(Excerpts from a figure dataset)
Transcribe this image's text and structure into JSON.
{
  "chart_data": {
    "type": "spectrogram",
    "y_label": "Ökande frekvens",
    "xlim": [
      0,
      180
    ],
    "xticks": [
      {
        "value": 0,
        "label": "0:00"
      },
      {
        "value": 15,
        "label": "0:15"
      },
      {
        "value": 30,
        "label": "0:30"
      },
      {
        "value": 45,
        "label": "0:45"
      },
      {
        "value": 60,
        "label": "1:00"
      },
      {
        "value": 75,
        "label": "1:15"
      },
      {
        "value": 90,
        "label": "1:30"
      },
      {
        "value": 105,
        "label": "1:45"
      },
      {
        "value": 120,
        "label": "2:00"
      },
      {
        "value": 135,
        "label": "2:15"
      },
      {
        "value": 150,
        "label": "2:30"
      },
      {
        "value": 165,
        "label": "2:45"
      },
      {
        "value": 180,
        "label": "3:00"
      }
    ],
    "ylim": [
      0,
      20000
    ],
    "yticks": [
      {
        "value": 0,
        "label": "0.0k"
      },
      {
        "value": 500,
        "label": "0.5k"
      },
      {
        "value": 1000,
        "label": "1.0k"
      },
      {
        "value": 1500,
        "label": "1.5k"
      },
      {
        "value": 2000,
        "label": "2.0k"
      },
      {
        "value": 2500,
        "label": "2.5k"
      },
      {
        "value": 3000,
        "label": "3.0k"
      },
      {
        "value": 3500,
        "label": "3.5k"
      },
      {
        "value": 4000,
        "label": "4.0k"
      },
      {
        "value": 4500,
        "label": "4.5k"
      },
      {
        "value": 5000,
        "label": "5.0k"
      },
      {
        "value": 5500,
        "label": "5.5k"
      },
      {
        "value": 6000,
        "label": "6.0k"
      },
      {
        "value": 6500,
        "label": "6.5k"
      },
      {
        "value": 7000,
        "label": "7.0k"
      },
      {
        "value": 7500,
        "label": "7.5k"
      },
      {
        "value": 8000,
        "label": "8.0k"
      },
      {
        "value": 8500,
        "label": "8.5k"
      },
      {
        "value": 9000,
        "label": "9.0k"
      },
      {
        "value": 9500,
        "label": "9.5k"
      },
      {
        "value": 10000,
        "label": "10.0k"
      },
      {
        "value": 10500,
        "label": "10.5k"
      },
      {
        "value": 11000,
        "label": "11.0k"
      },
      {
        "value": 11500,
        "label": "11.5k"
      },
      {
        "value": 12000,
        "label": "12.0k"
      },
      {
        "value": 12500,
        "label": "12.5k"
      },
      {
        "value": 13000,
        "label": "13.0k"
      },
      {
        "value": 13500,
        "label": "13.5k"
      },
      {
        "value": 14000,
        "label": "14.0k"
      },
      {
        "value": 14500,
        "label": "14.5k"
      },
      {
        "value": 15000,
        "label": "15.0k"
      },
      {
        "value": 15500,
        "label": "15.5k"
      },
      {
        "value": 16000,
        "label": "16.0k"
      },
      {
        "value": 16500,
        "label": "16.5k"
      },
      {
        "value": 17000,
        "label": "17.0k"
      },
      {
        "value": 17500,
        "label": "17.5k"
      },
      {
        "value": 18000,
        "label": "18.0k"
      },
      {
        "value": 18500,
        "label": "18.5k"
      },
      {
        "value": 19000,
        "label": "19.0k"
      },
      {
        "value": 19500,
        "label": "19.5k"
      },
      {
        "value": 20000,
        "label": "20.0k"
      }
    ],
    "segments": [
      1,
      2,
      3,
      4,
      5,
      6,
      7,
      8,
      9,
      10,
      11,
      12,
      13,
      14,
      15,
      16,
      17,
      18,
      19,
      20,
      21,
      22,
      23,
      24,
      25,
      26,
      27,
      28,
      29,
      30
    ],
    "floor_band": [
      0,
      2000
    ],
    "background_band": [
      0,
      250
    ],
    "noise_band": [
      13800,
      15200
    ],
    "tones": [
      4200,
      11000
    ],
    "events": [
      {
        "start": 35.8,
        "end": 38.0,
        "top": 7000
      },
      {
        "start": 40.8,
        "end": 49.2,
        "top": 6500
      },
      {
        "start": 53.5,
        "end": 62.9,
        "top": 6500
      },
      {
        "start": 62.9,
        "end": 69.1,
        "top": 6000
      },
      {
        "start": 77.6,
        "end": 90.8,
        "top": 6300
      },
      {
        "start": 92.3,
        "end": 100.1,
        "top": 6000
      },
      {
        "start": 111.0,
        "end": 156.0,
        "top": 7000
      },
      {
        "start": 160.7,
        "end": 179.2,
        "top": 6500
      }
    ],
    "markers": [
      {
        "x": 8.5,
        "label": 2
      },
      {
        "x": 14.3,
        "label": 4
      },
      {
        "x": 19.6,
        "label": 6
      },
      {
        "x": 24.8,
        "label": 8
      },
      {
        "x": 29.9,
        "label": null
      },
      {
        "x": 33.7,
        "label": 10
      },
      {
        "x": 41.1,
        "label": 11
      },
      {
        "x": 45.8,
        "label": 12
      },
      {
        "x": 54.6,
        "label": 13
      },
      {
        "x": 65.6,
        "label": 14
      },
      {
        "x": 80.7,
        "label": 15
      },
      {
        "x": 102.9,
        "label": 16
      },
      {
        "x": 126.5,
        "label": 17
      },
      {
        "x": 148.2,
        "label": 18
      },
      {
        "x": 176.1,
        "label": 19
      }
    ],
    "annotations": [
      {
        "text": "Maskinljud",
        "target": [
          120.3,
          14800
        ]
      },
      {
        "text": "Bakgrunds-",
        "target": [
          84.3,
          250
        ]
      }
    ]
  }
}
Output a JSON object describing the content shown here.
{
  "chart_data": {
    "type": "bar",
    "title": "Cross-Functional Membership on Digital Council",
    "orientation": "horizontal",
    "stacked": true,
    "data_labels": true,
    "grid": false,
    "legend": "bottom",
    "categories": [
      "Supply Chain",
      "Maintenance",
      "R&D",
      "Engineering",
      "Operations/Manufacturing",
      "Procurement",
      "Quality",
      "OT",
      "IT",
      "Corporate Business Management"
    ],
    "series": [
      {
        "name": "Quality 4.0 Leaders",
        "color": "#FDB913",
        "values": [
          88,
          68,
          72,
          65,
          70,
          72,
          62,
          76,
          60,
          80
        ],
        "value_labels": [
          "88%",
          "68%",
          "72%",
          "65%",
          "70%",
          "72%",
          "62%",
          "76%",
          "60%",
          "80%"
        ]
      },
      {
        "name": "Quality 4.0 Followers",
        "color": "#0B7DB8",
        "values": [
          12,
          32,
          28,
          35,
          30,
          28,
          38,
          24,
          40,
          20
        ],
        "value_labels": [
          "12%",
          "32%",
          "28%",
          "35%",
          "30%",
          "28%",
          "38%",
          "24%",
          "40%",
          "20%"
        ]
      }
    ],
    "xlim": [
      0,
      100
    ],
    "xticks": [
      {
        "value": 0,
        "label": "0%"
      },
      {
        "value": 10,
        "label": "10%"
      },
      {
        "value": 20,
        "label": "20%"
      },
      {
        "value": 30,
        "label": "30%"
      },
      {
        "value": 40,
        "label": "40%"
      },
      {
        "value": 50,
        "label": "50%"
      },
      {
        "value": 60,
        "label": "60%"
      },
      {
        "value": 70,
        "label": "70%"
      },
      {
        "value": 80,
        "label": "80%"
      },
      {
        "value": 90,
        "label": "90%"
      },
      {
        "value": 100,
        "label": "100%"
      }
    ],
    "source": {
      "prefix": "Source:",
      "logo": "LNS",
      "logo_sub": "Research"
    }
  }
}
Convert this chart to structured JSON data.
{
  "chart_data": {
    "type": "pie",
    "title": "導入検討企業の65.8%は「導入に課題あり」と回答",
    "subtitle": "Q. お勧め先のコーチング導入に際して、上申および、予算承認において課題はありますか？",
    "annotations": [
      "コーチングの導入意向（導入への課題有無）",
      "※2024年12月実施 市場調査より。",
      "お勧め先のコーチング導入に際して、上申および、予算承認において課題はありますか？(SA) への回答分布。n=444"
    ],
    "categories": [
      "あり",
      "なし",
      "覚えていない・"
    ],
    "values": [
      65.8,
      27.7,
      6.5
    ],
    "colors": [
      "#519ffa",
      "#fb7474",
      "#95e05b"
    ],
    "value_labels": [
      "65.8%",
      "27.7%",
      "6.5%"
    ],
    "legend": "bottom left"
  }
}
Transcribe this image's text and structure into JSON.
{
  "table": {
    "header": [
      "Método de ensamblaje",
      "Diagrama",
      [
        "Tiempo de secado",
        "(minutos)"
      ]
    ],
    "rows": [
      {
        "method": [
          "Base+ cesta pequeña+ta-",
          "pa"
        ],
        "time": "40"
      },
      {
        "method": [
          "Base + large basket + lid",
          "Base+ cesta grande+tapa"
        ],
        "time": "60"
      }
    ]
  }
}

*THE PROBLEM*. Within the listing above, copy each line that has the string "Base".

*SOLUTION TO THIS EXERCISE*.
          "Base+ cesta pequeña+ta-",
          "Base + large basket + lid",
          "Base+ cesta grande+tapa"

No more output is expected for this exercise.